§ AIM OF THE TASK: Exactly reproduce each record listed below.

§ Dataset items:
______________________________

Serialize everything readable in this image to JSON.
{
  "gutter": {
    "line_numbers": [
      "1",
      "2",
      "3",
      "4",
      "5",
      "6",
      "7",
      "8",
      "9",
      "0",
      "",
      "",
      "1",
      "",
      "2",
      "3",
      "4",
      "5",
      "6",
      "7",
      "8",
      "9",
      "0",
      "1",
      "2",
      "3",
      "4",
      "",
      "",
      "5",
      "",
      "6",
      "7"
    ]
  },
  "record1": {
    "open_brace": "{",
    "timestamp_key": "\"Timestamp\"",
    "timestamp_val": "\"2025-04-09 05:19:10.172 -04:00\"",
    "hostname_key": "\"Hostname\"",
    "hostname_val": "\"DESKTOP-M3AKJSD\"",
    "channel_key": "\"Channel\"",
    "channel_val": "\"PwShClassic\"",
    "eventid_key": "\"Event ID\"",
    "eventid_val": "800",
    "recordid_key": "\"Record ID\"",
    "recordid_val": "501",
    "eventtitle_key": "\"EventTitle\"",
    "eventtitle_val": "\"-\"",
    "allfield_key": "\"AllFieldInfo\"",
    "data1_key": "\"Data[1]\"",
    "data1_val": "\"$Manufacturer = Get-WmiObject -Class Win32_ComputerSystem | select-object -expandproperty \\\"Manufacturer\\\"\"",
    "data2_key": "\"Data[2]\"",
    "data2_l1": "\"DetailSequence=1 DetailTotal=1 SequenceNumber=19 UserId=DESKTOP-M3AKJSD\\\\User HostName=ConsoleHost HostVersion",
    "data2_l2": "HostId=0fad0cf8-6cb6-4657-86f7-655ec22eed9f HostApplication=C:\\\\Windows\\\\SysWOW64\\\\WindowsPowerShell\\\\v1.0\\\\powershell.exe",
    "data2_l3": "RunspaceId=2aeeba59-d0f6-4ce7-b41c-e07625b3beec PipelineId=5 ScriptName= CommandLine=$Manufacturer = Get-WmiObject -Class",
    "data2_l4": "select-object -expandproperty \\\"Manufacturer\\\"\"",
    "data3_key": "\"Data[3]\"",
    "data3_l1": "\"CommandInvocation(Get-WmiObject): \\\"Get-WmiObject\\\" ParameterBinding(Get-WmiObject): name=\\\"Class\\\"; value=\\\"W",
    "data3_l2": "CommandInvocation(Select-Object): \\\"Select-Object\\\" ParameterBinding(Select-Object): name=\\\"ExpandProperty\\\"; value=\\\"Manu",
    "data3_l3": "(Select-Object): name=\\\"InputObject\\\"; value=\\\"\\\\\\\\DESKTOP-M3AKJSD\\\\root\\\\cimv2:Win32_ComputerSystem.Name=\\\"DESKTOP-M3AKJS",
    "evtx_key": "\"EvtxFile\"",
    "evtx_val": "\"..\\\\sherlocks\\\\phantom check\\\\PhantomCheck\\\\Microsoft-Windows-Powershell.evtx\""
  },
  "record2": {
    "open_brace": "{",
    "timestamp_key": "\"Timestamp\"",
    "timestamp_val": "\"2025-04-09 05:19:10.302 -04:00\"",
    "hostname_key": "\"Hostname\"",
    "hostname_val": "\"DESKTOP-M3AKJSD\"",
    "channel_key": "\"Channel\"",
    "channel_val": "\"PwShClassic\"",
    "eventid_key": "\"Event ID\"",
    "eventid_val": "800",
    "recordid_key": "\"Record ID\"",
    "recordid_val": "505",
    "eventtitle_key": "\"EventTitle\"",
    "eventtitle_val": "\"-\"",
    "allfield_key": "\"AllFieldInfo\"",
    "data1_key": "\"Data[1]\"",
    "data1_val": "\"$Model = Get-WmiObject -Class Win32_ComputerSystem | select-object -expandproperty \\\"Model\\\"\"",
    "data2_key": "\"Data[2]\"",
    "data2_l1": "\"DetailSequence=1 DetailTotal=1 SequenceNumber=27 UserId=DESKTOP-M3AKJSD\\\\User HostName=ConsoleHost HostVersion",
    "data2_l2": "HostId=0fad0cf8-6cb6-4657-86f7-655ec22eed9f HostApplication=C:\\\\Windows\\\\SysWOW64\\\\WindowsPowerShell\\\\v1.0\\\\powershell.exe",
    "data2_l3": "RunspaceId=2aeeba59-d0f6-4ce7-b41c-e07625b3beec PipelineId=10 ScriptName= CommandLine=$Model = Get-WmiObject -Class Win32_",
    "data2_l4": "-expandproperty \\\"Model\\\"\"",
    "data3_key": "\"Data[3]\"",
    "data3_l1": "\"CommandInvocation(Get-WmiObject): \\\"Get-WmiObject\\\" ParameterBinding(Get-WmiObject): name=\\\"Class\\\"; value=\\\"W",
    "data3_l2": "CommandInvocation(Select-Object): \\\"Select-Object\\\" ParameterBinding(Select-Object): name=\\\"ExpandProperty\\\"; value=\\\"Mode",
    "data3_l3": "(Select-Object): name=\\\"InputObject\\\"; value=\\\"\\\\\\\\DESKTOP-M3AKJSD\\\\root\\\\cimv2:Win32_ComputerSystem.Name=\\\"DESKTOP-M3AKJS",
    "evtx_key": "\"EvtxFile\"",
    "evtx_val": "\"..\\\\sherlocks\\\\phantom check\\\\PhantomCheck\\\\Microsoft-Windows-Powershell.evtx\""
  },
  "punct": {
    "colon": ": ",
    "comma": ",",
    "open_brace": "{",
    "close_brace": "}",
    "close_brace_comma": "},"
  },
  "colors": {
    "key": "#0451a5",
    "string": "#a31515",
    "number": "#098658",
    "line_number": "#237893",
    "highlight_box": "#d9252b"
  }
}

______________________________

§ ANSWER:
Serialize everything readable in this image to JSON.
{
  "gutter": {
    "line_numbers": [
      "1",
      "2",
      "3",
      "4",
      "5",
      "6",
      "7",
      "8",
      "9",
      "0",
      "",
      "",
      "1",
      "",
      "2",
      "3",
      "4",
      "5",
      "6",
      "7",
      "8",
      "9",
      "0",
      "1",
      "2",
      "3",
      "4",
      "",
      "",
      "5",
      "",
      "6",
      "7"
    ]
  },
  "record1": {
    "open_brace": "{",
    "timestamp_key": "\"Timestamp\"",
    "timestamp_val": "\"2025-04-09 05:19:10.172 -04:00\"",
    "hostname_key": "\"Hostname\"",
    "hostname_val": "\"DESKTOP-M3AKJSD\"",
    "channel_key": "\"Channel\"",
    "channel_val": "\"PwShClassic\"",
    "eventid_key": "\"Event ID\"",
    "eventid_val": "800",
    "recordid_key": "\"Record ID\"",
    "recordid_val": "501",
    "eventtitle_key": "\"EventTitle\"",
    "eventtitle_val": "\"-\"",
    "allfield_key": "\"AllFieldInfo\"",
    "data1_key": "\"Data[1]\"",
    "data1_val": "\"$Manufacturer = Get-WmiObject -Class Win32_ComputerSystem | select-object -expandproperty \\\"Manufacturer\\\"\"",
    "data2_key": "\"Data[2]\"",
    "data2_l1": "\"DetailSequence=1 DetailTotal=1 SequenceNumber=19 UserId=DESKTOP-M3AKJSD\\\\User HostName=ConsoleHost HostVersion",
    "data2_l2": "HostId=0fad0cf8-6cb6-4657-86f7-655ec22eed9f HostApplication=C:\\\\Windows\\\\SysWOW64\\\\WindowsPowerShell\\\\v1.0\\\\powershell.exe",
    "data2_l3": "RunspaceId=2aeeba59-d0f6-4ce7-b41c-e07625b3beec PipelineId=5 ScriptName= CommandLine=$Manufacturer = Get-WmiObject -Class",
    "data2_l4": "select-object -expandproperty \\\"Manufacturer\\\"\"",
    "data3_key": "\"Data[3]\"",
    "data3_l1": "\"CommandInvocation(Get-WmiObject): \\\"Get-WmiObject\\\" ParameterBinding(Get-WmiObject): name=\\\"Class\\\"; value=\\\"W",
    "data3_l2": "CommandInvocation(Select-Object): \\\"Select-Object\\\" ParameterBinding(Select-Object): name=\\\"ExpandProperty\\\"; value=\\\"Manu",
    "data3_l3": "(Select-Object): name=\\\"InputObject\\\"; value=\\\"\\\\\\\\DESKTOP-M3AKJSD\\\\root\\\\cimv2:Win32_ComputerSystem.Name=\\\"DESKTOP-M3AKJS",
    "evtx_key": "\"EvtxFile\"",
    "evtx_val": "\"..\\\\sherlocks\\\\phantom check\\\\PhantomCheck\\\\Microsoft-Windows-Powershell.evtx\""
  },
  "record2": {
    "open_brace": "{",
    "timestamp_key": "\"Timestamp\"",
    "timestamp_val": "\"2025-04-09 05:19:10.302 -04:00\"",
    "hostname_key": "\"Hostname\"",
    "hostname_val": "\"DESKTOP-M3AKJSD\"",
    "channel_key": "\"Channel\"",
    "channel_val": "\"PwShClassic\"",
    "eventid_key": "\"Event ID\"",
    "eventid_val": "800",
    "recordid_key": "\"Record ID\"",
    "recordid_val": "505",
    "eventtitle_key": "\"EventTitle\"",
    "eventtitle_val": "\"-\"",
    "allfield_key": "\"AllFieldInfo\"",
    "data1_key": "\"Data[1]\"",
    "data1_val": "\"$Model = Get-WmiObject -Class Win32_ComputerSystem | select-object -expandproperty \\\"Model\\\"\"",
    "data2_key": "\"Data[2]\"",
    "data2_l1": "\"DetailSequence=1 DetailTotal=1 SequenceNumber=27 UserId=DESKTOP-M3AKJSD\\\\User HostName=ConsoleHost HostVersion",
    "data2_l2": "HostId=0fad0cf8-6cb6-4657-86f7-655ec22eed9f HostApplication=C:\\\\Windows\\\\SysWOW64\\\\WindowsPowerShell\\\\v1.0\\\\powershell.exe",
    "data2_l3": "RunspaceId=2aeeba59-d0f6-4ce7-b41c-e07625b3beec PipelineId=10 ScriptName= CommandLine=$Model = Get-WmiObject -Class Win32_",
    "data2_l4": "-expandproperty \\\"Model\\\"\"",
    "data3_key": "\"Data[3]\"",
    "data3_l1": "\"CommandInvocation(Get-WmiObject): \\\"Get-WmiObject\\\" ParameterBinding(Get-WmiObject): name=\\\"Class\\\"; value=\\\"W",
    "data3_l2": "CommandInvocation(Select-Object): \\\"Select-Object\\\" ParameterBinding(Select-Object): name=\\\"ExpandProperty\\\"; value=\\\"Mode",
    "data3_l3": "(Select-Object): name=\\\"InputObject\\\"; value=\\\"\\\\\\\\DESKTOP-M3AKJSD\\\\root\\\\cimv2:Win32_ComputerSystem.Name=\\\"DESKTOP-M3AKJS",
    "evtx_key": "\"EvtxFile\"",
    "evtx_val": "\"..\\\\sherlocks\\\\phantom check\\\\PhantomCheck\\\\Microsoft-Windows-Powershell.evtx\""
  },
  "punct": {
    "colon": ": ",
    "comma": ",",
    "open_brace": "{",
    "close_brace": "}",
    "close_brace_comma": "},"
  },
  "colors": {
    "key": "#0451a5",
    "string": "#a31515",
    "number": "#098658",
    "line_number": "#237893",
    "highlight_box": "#d9252b"
  }
}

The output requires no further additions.